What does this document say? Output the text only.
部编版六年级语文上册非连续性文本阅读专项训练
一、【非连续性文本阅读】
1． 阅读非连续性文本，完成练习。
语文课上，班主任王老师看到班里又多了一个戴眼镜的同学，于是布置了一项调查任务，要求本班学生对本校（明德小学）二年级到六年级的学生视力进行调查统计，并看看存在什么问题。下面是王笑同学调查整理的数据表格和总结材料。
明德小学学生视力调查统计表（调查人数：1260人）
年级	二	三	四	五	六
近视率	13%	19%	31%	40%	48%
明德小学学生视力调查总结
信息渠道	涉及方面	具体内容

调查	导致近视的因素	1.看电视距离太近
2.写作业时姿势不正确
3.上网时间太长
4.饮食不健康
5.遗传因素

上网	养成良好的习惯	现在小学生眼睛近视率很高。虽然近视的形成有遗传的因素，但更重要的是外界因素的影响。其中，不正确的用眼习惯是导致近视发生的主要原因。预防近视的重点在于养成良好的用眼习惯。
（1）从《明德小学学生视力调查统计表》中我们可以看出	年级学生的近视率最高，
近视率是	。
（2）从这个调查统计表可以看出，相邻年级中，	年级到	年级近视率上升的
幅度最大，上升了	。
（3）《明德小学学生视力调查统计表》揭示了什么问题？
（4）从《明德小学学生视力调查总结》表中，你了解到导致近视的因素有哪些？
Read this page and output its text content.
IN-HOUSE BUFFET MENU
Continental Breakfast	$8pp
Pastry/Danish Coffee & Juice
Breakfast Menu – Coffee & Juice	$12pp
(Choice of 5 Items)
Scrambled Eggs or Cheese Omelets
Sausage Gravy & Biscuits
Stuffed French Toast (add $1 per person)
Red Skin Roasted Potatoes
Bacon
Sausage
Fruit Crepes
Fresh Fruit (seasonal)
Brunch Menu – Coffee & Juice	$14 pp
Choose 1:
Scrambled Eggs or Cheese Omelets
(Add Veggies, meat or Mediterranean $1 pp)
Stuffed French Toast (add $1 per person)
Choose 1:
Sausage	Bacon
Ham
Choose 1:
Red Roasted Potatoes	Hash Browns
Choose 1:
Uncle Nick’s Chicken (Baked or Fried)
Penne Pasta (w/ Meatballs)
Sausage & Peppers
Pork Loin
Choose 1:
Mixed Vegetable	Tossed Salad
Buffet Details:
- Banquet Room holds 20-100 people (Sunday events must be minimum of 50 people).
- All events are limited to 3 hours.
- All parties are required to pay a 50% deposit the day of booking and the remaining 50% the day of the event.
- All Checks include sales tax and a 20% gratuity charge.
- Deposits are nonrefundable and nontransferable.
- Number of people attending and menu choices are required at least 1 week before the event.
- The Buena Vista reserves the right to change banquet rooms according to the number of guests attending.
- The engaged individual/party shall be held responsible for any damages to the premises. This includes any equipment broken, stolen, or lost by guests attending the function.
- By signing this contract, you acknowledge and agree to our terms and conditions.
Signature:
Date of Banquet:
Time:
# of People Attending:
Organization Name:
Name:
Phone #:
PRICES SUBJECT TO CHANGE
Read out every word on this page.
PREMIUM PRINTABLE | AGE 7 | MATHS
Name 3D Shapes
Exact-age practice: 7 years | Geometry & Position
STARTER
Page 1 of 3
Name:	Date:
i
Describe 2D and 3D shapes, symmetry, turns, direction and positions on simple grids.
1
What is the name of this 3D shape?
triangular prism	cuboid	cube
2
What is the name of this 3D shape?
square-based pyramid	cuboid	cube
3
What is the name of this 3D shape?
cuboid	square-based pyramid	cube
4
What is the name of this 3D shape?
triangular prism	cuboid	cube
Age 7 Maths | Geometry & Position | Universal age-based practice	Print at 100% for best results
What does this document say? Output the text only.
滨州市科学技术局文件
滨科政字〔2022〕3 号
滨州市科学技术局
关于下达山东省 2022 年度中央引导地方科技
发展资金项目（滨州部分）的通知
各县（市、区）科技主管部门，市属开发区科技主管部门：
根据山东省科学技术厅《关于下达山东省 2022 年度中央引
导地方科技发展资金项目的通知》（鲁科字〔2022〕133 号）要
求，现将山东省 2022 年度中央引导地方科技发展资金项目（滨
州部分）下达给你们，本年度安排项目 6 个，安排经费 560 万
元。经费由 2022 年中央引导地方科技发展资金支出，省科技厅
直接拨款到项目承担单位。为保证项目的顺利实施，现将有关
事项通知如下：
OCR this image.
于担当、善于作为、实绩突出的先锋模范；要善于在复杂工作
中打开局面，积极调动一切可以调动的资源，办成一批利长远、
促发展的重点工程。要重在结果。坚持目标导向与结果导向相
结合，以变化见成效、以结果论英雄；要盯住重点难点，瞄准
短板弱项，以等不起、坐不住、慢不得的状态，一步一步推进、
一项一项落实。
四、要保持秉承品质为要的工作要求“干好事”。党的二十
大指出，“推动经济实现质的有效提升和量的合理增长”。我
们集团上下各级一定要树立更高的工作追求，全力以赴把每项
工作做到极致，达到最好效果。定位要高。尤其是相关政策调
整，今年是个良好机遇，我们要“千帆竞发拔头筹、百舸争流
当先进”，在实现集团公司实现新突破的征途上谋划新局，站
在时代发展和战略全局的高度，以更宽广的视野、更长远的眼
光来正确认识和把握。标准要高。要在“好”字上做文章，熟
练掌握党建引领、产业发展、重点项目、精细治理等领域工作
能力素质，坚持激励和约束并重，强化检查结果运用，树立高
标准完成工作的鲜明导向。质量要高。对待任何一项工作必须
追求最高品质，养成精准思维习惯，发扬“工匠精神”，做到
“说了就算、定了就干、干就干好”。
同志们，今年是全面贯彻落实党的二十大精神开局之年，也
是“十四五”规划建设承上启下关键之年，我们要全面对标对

## [Exercise description]
In the entries above, identify every line with the string "关于下达山东省".

## [Answer to this task]
关于下达山东省 2022 年度中央引导地方科技
根据山东省科学技术厅《关于下达山东省 2022 年度中央引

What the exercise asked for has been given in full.